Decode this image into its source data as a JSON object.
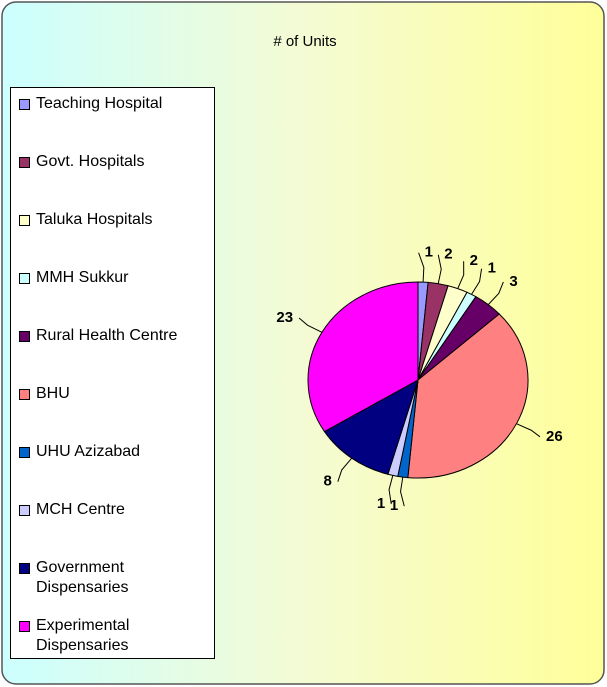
{
  "chart_data": {
    "type": "pie",
    "title": "# of Units",
    "categories": [
      "Teaching Hospital",
      "Govt. Hospitals",
      "Taluka Hospitals",
      "MMH Sukkur",
      "Rural Health Centre",
      "BHU",
      "UHU Azizabad",
      "MCH Centre",
      "Government Dispensaries",
      "Experimental Dispensaries"
    ],
    "values": [
      1,
      2,
      2,
      1,
      3,
      26,
      1,
      1,
      8,
      23
    ],
    "colors": [
      "#9999ff",
      "#993366",
      "#ffffcc",
      "#ccffff",
      "#660066",
      "#ff8080",
      "#0066cc",
      "#ccccff",
      "#000080",
      "#ff00ff"
    ],
    "legend": "left"
  }
}
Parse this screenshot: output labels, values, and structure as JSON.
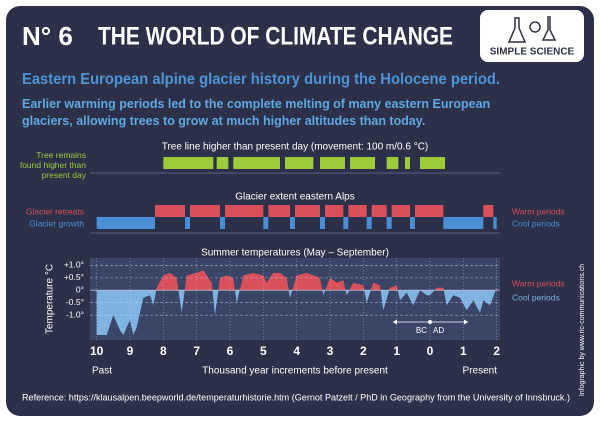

☆ ☆ ☆ ☆

▶ _To do_:
Your task is to repeat the material above exactly, without its pictures.

▶ _Response below_:
Decode this image into its source data as a JSON object.
{
  "chart_data": {
    "type": "pie",
    "title": "# of Units",
    "categories": [
      "Teaching Hospital",
      "Govt. Hospitals",
      "Taluka Hospitals",
      "MMH Sukkur",
      "Rural Health Centre",
      "BHU",
      "UHU Azizabad",
      "MCH Centre",
      "Government Dispensaries",
      "Experimental Dispensaries"
    ],
    "values": [
      1,
      2,
      2,
      1,
      3,
      26,
      1,
      1,
      8,
      23
    ],
    "colors": [
      "#9999ff",
      "#993366",
      "#ffffcc",
      "#ccffff",
      "#660066",
      "#ff8080",
      "#0066cc",
      "#ccccff",
      "#000080",
      "#ff00ff"
    ],
    "legend": "left"
  }
}
Parse this screenshot: output labels, values, and structure as JSON.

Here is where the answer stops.